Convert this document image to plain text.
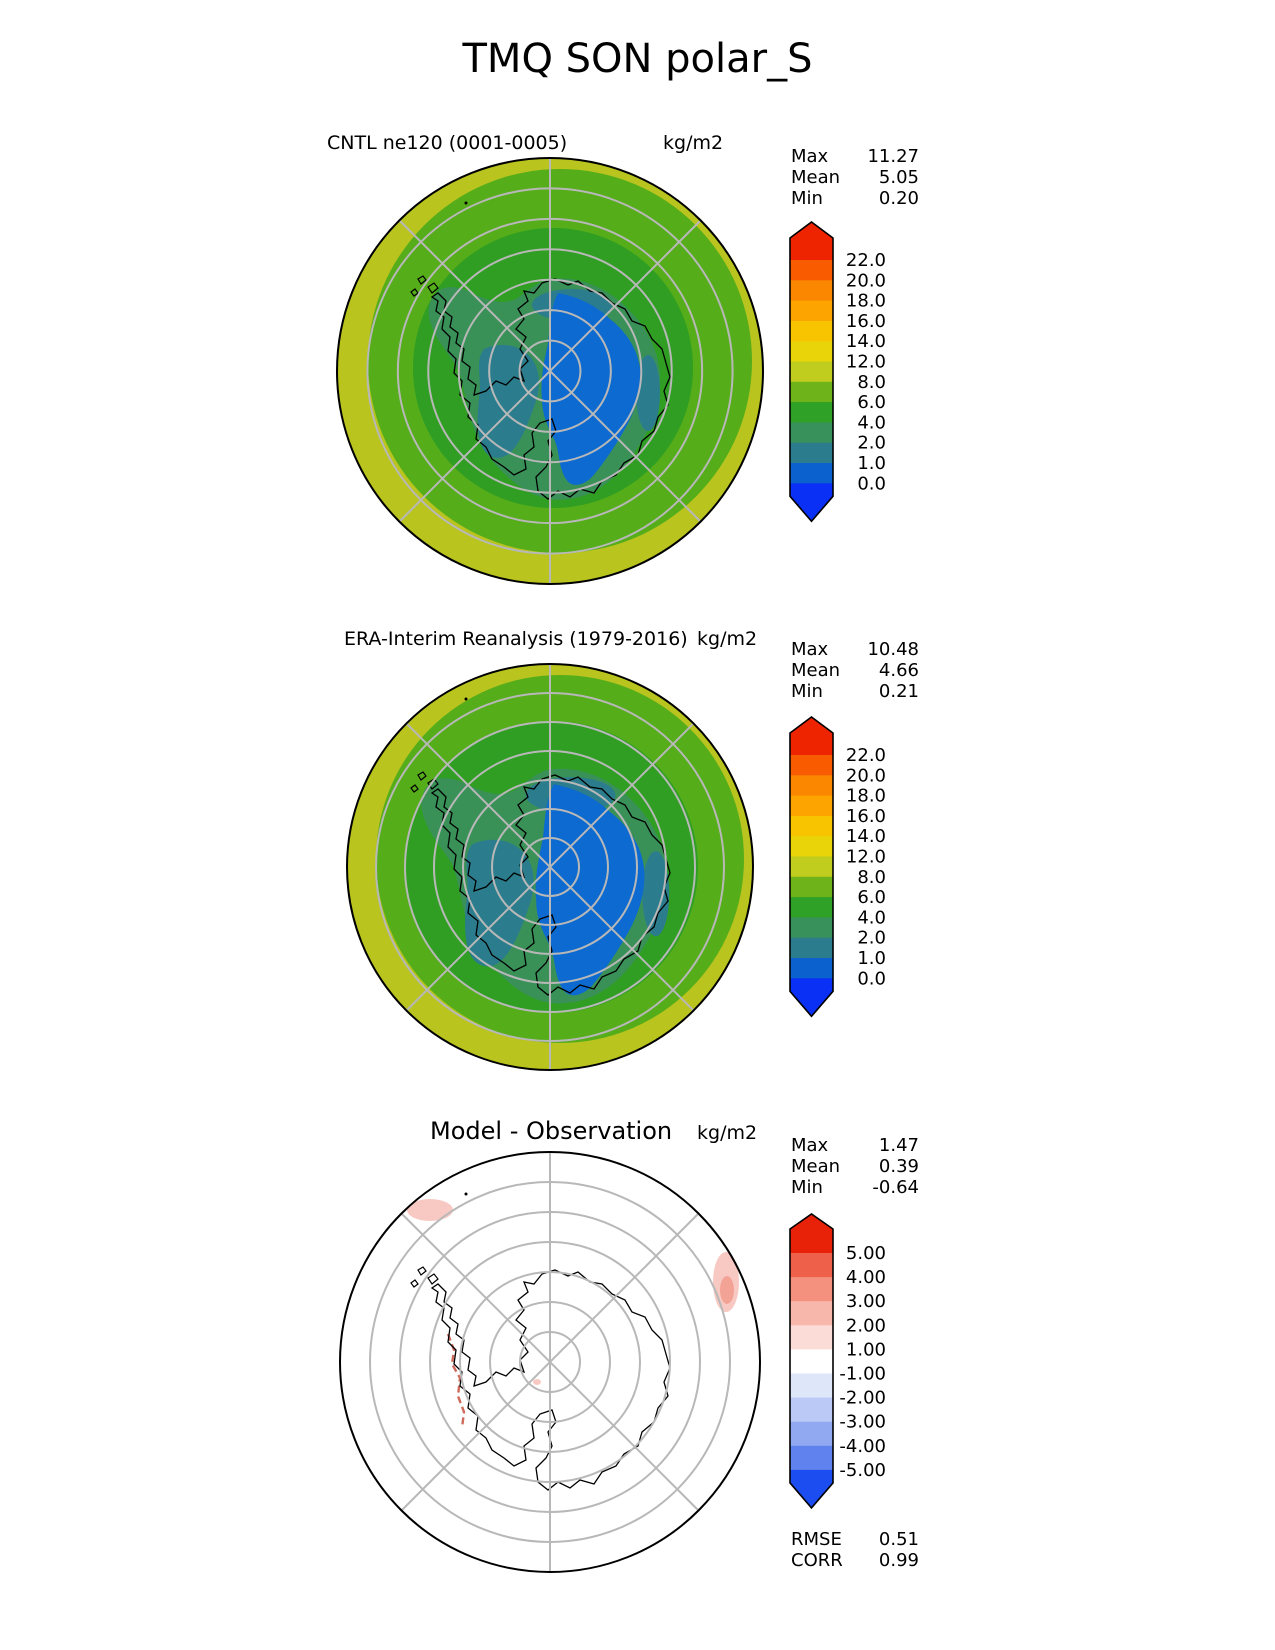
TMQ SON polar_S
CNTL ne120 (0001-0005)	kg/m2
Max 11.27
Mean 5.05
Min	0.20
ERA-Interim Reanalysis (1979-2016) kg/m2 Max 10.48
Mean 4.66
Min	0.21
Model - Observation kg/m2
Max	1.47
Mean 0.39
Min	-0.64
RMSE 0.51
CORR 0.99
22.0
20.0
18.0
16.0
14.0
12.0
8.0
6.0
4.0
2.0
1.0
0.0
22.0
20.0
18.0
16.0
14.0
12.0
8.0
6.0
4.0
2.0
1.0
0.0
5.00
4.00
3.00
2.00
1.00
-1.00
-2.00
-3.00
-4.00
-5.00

* * *

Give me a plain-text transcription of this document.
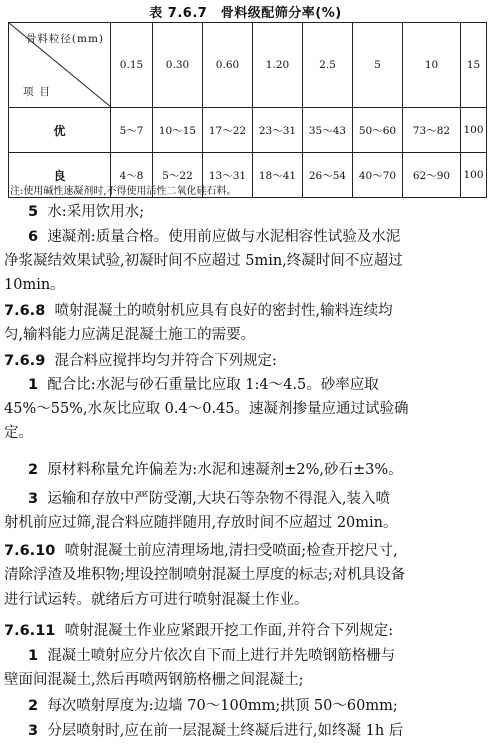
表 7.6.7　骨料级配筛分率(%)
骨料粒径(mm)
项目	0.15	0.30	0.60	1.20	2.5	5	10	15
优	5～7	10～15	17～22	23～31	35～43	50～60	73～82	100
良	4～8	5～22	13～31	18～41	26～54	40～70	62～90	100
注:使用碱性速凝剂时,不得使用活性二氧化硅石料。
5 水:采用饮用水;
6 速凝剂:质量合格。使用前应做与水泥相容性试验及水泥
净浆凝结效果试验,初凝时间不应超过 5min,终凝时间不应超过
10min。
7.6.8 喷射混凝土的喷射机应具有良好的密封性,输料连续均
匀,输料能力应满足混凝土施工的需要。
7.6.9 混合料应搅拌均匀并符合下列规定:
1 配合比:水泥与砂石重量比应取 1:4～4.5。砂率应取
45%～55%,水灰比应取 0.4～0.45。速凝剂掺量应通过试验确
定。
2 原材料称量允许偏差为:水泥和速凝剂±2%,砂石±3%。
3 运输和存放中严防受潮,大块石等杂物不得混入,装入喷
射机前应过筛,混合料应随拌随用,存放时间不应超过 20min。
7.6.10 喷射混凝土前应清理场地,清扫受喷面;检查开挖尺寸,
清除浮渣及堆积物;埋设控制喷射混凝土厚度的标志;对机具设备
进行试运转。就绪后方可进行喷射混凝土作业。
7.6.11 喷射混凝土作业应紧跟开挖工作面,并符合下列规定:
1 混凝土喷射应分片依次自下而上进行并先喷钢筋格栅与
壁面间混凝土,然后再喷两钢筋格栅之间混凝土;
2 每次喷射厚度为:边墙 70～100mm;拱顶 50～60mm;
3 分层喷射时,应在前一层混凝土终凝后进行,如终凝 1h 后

> [THE TASK]
Gather every line from the entries above where the word "document" appears, and copy them.

> [TASK ANSWER]
Convert this document image to plain text.
Give me a plain-text transcription of this document.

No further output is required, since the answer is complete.